▶ _Task to carry out_
Find the string "Intensity" in the records. Copy every line it appears in.

'''

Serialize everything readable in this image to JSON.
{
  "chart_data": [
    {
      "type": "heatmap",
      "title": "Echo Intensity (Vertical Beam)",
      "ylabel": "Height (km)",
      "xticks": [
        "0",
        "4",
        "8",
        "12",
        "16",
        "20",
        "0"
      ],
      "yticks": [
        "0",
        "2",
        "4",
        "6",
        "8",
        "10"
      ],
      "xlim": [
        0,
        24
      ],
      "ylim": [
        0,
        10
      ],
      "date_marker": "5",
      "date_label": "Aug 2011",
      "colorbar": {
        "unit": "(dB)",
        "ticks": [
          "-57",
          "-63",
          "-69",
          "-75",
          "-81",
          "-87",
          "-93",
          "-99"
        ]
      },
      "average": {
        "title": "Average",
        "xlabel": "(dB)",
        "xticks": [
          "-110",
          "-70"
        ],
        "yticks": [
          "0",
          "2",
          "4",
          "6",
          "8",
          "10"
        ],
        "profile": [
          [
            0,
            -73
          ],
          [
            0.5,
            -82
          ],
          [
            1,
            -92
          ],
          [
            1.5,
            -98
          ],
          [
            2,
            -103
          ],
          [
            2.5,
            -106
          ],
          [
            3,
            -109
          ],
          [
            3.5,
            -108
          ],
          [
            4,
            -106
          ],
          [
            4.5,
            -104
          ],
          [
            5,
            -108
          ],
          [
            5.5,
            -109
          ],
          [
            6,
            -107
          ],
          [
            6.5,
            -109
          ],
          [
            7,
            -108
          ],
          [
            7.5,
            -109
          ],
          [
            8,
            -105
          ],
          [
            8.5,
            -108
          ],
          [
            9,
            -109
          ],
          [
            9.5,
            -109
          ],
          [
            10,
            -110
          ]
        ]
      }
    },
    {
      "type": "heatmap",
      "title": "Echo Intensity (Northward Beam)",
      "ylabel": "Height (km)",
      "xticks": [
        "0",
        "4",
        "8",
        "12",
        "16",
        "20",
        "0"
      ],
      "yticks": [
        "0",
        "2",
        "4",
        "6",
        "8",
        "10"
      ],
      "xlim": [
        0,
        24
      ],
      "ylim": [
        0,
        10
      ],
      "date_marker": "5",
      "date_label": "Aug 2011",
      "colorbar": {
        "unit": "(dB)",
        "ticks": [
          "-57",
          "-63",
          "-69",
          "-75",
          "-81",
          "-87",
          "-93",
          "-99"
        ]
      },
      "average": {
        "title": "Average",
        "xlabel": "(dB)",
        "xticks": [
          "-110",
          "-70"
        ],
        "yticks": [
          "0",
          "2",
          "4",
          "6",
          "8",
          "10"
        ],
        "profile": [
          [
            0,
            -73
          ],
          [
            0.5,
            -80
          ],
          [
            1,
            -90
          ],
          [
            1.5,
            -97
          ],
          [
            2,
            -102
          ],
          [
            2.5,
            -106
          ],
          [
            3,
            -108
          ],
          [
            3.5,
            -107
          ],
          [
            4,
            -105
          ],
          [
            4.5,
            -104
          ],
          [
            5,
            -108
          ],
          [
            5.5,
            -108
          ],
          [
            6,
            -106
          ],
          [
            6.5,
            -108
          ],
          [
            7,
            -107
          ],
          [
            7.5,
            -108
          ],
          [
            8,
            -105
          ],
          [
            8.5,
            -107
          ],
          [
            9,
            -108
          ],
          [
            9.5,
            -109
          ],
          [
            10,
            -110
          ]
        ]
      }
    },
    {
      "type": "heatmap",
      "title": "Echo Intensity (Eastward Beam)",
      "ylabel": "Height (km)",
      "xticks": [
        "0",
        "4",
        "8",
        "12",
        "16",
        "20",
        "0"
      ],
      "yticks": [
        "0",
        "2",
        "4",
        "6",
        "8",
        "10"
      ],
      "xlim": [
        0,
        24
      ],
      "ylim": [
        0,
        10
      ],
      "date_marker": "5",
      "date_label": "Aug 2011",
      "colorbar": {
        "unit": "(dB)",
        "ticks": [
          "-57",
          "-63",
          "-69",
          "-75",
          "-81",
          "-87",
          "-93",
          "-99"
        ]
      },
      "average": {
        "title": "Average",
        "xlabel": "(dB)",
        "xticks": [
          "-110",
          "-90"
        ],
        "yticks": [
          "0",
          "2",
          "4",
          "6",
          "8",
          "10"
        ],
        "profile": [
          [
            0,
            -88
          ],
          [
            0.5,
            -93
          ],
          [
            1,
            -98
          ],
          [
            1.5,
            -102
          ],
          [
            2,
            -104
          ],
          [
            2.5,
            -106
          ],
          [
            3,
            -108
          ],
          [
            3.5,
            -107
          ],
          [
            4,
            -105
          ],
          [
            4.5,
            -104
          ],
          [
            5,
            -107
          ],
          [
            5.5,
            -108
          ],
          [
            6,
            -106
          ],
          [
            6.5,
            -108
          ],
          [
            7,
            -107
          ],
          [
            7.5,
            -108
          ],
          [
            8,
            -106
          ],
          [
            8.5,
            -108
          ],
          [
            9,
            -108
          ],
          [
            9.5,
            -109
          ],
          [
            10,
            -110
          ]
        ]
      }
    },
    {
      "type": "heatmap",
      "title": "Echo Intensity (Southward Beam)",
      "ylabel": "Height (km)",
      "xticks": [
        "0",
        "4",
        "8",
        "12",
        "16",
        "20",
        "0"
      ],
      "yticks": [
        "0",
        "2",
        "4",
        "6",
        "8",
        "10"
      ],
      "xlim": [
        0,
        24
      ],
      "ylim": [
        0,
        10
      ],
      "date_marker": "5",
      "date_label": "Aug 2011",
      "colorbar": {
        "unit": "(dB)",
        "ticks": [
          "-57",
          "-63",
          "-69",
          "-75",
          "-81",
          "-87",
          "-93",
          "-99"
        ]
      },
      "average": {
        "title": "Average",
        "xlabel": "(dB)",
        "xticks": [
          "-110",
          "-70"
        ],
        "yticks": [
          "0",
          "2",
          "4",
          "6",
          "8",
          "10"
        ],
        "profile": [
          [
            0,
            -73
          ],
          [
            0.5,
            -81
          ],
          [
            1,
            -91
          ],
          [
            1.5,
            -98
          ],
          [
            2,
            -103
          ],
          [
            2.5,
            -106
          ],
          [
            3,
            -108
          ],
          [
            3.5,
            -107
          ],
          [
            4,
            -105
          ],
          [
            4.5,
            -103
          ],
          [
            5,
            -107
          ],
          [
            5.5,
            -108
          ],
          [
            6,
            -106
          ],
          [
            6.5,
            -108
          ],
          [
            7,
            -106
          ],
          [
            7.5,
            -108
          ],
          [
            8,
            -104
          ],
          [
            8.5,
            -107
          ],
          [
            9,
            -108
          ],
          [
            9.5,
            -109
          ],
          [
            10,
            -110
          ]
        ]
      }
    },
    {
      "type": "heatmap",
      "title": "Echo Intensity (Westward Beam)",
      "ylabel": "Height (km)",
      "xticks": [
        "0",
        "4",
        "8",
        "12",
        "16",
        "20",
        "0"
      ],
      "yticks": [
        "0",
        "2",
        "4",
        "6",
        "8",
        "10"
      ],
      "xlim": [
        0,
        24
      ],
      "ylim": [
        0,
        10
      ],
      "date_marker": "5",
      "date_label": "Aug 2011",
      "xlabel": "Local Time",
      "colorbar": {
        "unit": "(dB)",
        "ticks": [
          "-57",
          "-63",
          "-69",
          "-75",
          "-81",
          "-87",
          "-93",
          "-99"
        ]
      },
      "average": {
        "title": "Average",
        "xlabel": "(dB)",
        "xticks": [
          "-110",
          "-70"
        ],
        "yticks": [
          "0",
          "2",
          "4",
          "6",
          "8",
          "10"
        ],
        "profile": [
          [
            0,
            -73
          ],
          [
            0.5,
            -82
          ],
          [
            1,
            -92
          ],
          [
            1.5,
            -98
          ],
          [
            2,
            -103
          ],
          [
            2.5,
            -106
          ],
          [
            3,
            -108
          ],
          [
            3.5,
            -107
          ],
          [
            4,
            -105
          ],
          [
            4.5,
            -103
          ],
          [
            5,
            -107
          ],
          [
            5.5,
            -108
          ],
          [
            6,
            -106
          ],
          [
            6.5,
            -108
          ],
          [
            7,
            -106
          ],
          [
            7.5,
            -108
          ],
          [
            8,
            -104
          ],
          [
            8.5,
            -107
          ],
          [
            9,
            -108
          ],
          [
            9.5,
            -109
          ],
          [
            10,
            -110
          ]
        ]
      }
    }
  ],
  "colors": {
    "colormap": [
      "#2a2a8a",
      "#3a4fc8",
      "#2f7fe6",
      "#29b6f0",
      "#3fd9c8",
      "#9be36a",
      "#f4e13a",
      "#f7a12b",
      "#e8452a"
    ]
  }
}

'''

▶ _Written solution_
      "title": "Echo Intensity (Vertical Beam)",
      "title": "Echo Intensity (Northward Beam)",
      "title": "Echo Intensity (Eastward Beam)",
      "title": "Echo Intensity (Southward Beam)",
      "title": "Echo Intensity (Westward Beam)",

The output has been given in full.